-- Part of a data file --
_ _ _ _

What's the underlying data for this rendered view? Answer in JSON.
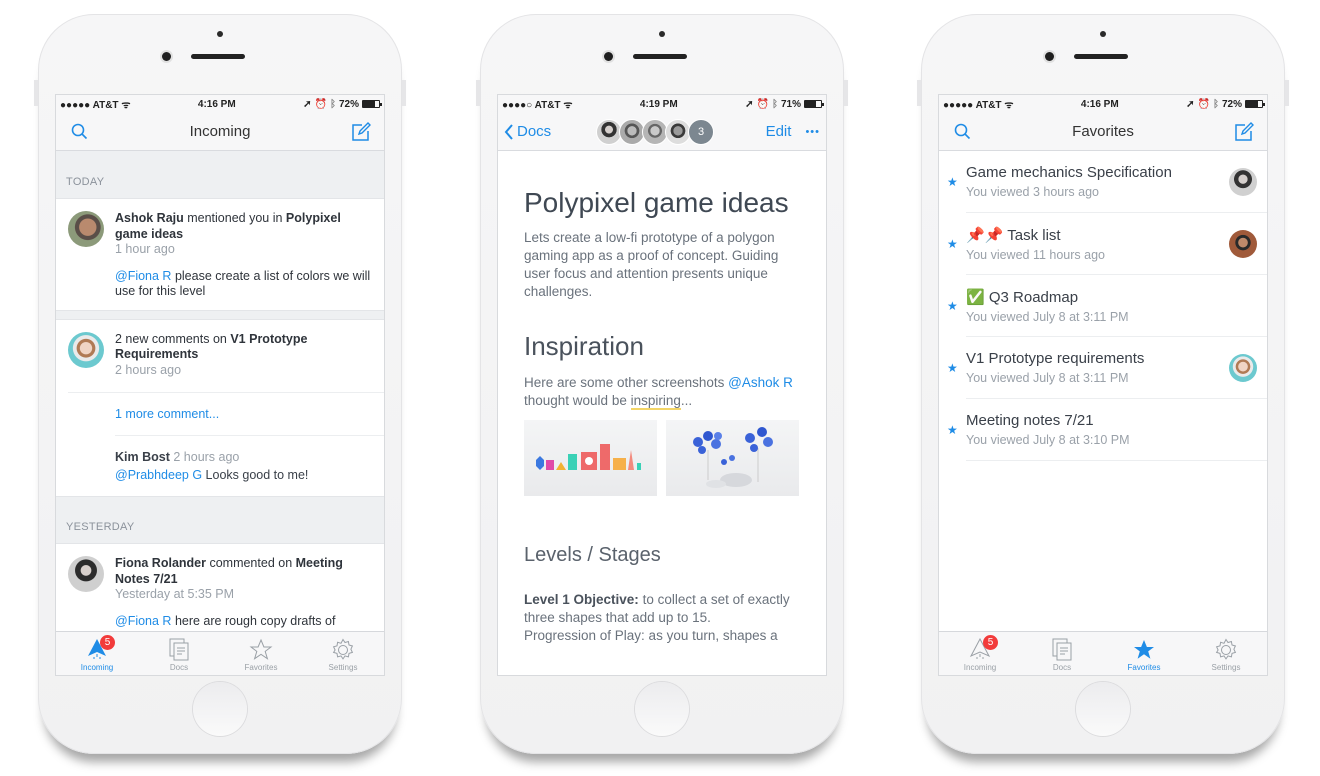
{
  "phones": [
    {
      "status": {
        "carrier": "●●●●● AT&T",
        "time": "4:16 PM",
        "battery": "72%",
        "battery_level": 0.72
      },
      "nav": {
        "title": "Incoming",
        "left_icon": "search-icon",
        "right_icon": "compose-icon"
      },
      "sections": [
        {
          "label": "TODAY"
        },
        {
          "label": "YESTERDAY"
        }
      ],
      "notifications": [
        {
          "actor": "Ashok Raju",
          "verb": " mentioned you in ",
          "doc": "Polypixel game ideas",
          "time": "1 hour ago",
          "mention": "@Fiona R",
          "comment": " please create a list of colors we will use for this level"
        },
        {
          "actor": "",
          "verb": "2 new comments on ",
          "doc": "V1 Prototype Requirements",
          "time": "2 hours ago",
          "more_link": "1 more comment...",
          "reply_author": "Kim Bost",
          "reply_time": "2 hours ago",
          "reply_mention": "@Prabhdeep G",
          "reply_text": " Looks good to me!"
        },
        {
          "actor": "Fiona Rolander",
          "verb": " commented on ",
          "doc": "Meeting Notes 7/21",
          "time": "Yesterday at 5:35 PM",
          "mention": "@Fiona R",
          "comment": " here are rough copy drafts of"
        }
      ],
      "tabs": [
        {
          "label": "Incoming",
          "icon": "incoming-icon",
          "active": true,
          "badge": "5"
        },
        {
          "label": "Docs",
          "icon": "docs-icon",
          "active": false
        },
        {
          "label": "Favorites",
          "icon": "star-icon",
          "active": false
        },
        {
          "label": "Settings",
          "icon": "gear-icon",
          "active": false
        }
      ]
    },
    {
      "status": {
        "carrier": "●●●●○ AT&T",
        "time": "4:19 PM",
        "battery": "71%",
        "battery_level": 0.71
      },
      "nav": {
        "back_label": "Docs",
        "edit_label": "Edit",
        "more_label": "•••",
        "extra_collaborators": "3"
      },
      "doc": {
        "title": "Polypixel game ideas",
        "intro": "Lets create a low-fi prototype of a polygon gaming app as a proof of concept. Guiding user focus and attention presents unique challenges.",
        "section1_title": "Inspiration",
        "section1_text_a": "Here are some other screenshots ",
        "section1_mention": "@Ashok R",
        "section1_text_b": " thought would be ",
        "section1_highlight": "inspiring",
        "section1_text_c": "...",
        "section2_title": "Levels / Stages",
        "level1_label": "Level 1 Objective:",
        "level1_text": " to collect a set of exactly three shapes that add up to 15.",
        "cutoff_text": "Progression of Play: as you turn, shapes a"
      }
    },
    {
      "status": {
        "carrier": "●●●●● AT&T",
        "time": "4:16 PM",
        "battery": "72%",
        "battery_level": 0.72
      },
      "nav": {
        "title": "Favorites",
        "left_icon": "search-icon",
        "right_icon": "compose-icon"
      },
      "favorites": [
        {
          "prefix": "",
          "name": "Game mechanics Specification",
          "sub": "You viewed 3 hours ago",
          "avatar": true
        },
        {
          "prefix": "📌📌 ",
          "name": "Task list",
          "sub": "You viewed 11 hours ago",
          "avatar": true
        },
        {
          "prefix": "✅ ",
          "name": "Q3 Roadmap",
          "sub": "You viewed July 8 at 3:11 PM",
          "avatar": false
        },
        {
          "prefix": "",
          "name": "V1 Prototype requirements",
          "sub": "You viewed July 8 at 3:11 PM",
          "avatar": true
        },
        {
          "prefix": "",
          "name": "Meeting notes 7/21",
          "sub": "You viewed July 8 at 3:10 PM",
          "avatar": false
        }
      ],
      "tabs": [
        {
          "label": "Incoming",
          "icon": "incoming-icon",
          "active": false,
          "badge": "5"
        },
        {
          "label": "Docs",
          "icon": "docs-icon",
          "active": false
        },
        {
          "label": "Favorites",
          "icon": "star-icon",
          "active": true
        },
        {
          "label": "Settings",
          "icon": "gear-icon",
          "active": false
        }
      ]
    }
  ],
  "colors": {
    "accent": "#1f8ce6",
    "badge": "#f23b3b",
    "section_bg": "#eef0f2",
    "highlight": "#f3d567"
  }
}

_ _ _ _

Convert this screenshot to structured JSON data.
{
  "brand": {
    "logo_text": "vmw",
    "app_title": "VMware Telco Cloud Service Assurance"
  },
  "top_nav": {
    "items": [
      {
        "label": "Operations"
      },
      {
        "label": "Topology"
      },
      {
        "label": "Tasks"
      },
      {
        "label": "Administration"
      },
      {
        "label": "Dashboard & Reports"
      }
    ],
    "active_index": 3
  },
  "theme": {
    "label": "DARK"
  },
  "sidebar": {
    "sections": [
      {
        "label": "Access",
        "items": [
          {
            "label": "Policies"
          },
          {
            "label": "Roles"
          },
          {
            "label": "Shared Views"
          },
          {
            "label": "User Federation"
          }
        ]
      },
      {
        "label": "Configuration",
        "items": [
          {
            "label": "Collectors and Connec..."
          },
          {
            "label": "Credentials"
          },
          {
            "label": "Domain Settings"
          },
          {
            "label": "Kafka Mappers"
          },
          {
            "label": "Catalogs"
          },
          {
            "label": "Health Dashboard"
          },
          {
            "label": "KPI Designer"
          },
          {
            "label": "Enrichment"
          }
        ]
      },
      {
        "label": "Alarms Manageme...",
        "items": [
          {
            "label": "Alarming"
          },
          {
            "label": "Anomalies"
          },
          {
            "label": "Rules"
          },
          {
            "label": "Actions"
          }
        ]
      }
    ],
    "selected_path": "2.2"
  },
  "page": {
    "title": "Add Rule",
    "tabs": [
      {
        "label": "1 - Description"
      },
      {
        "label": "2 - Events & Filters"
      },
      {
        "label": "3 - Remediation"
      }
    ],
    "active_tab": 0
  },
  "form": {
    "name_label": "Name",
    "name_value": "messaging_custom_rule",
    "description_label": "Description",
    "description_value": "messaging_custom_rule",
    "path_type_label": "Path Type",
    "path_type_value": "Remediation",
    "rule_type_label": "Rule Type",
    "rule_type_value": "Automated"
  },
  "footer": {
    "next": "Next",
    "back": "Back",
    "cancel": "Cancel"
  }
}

_ _ _ _

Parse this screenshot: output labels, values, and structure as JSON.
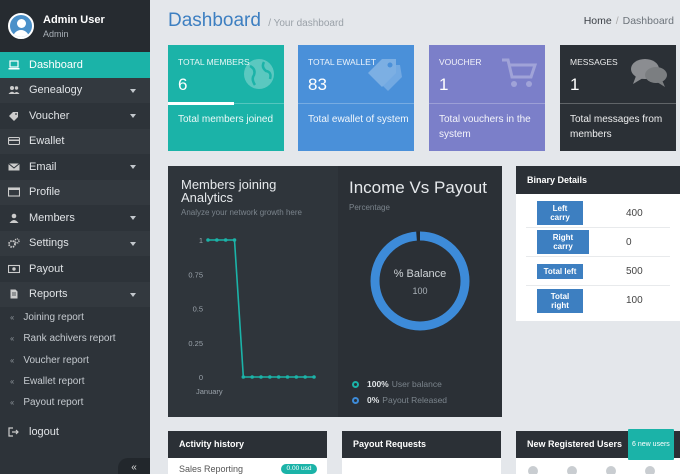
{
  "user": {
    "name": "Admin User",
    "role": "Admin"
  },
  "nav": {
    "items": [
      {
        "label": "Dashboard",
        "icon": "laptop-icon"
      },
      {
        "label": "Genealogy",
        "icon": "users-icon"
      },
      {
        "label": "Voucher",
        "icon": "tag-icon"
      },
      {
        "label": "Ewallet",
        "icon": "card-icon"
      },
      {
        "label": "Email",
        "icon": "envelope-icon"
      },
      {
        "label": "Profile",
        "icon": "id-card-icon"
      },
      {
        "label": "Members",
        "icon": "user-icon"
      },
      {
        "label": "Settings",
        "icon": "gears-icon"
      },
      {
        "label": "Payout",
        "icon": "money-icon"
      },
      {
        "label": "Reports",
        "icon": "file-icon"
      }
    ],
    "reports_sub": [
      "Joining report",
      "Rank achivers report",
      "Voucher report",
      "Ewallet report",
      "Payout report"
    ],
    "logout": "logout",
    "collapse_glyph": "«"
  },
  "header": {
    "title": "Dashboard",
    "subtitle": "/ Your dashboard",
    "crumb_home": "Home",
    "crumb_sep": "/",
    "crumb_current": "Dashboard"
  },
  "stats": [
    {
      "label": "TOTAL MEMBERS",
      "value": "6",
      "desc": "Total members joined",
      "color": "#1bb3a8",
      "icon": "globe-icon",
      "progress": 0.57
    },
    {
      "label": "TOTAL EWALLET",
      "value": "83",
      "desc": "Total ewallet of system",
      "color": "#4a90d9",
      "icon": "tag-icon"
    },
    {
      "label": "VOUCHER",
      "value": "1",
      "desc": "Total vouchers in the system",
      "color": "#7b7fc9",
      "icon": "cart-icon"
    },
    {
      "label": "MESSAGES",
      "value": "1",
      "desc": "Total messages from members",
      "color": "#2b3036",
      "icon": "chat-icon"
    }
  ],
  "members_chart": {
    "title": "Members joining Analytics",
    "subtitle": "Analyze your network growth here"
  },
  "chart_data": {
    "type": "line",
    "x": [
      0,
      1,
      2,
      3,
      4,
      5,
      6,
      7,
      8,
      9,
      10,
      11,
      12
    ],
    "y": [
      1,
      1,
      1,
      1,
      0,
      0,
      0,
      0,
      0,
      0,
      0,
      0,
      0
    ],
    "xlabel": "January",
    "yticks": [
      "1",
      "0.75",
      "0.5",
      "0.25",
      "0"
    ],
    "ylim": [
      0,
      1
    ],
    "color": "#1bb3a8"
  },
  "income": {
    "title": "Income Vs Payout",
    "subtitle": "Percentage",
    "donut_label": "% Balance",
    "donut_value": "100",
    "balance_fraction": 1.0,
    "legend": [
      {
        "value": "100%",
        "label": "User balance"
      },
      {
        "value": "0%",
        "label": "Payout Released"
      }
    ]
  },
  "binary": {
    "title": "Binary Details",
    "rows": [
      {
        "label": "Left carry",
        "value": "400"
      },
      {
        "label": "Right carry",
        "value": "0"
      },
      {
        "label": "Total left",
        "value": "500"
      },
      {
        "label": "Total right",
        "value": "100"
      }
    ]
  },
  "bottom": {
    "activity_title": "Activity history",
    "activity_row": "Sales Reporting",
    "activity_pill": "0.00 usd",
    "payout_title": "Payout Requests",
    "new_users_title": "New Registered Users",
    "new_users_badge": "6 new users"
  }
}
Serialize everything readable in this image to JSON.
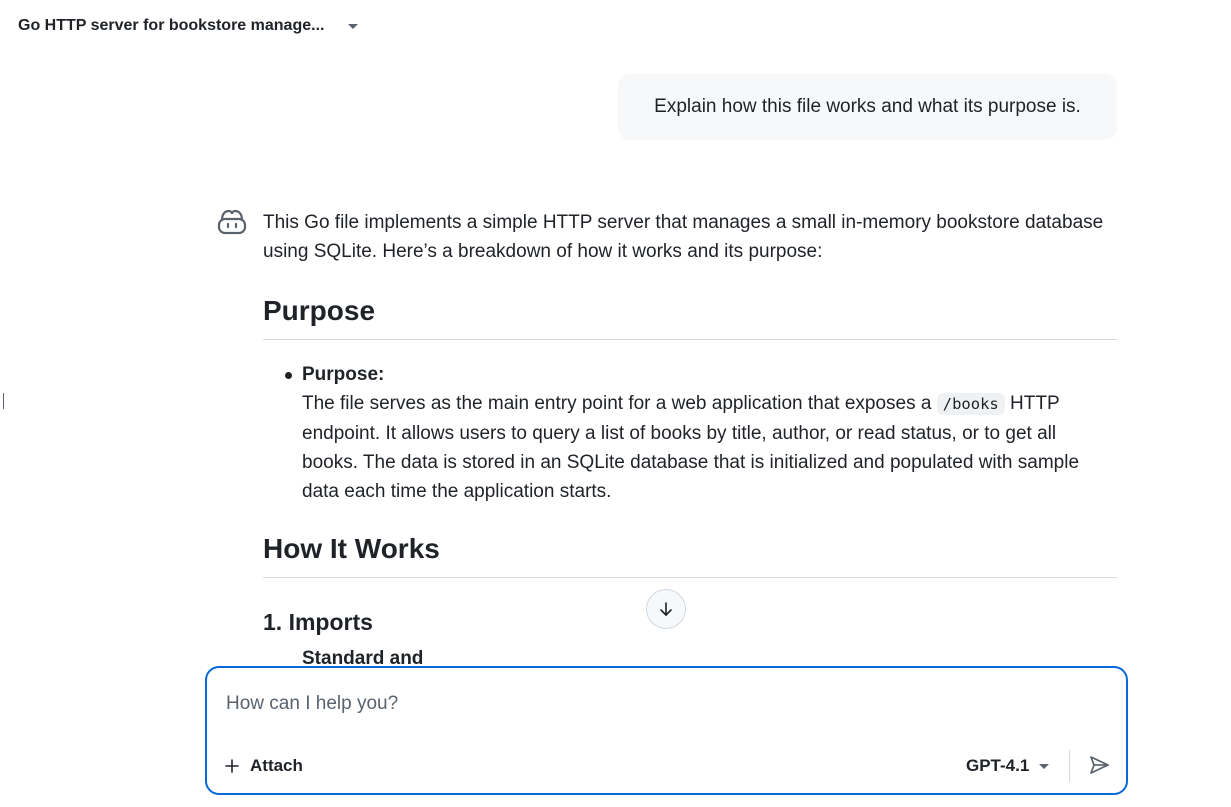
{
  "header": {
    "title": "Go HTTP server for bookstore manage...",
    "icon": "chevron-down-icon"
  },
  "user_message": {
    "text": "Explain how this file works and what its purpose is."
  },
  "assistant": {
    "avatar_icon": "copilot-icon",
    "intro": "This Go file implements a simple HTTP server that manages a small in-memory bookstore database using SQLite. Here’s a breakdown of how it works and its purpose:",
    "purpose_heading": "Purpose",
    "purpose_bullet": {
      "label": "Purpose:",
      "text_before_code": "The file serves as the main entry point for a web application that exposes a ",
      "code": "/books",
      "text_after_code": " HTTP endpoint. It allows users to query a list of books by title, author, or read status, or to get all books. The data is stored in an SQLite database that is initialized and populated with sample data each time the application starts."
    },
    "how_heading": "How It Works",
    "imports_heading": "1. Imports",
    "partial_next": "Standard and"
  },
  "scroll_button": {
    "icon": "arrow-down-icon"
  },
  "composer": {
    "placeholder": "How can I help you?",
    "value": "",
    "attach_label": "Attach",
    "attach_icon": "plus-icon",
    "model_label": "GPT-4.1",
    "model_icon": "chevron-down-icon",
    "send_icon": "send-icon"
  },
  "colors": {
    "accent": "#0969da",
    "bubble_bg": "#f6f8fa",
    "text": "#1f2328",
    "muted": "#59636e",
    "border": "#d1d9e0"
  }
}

_ _ _ _

-- What is being asked --
Copy each line of the data above that holds "system".

-- Solution to this problem --
      "desc": "Total ewallet of system",
      "desc": "Total vouchers in the system",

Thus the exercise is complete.